◆ **Material shown**:
- - - -

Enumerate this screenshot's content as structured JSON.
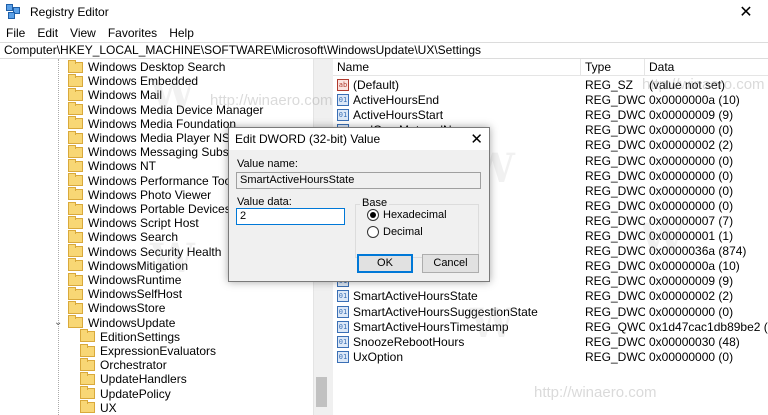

- - - -

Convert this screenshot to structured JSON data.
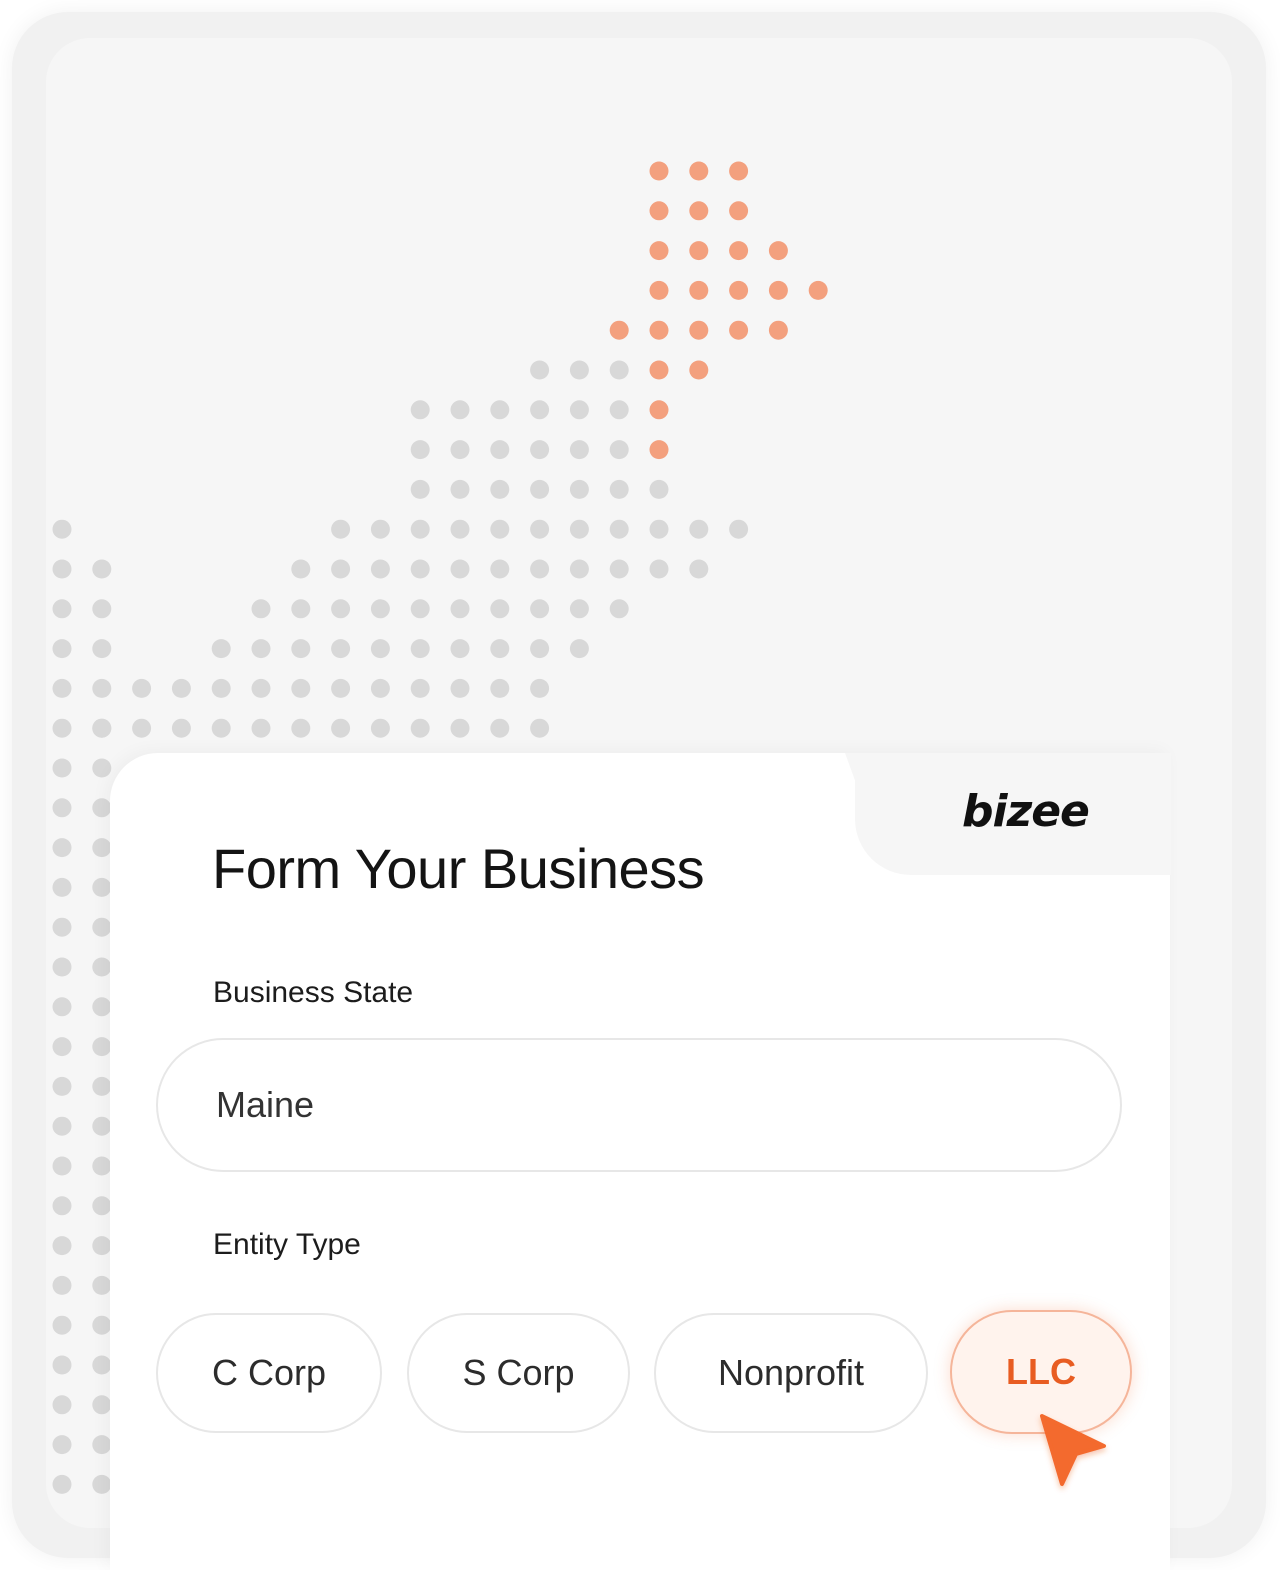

- - - -

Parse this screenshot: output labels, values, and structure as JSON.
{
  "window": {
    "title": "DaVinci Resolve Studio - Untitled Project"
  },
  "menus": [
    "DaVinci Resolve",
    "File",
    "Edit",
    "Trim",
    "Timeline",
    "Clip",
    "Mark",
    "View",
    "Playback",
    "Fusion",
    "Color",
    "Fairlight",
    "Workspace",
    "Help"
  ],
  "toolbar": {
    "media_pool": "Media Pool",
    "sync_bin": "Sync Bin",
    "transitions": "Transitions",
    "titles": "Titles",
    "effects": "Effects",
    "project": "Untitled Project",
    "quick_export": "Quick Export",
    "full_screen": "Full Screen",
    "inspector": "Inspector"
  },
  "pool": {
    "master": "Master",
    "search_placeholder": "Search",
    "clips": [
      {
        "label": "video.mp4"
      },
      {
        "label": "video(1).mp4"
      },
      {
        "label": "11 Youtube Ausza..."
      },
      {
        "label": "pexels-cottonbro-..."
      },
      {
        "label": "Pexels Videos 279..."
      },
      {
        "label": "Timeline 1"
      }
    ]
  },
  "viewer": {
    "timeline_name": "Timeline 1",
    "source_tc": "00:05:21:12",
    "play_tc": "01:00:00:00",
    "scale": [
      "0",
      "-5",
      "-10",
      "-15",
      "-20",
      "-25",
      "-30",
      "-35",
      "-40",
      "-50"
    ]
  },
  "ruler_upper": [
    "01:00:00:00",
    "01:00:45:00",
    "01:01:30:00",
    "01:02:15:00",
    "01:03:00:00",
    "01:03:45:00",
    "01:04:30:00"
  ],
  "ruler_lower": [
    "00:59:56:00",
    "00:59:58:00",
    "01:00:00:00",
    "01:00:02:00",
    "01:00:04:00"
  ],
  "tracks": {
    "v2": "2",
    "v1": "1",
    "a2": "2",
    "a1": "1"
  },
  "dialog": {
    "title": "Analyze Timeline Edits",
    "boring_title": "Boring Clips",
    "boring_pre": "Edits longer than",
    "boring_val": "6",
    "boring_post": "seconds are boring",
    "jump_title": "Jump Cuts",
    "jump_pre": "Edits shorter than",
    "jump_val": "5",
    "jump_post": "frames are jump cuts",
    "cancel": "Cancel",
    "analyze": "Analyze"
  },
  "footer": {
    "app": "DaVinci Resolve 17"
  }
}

- - - -

◆ **Given instruction**:
In the records above, find the lines containing "structured" and copy them.

◆ **Solved exercise**:
Enumerate this screenshot's content as structured JSON.
Convert this screenshot to structured JSON data.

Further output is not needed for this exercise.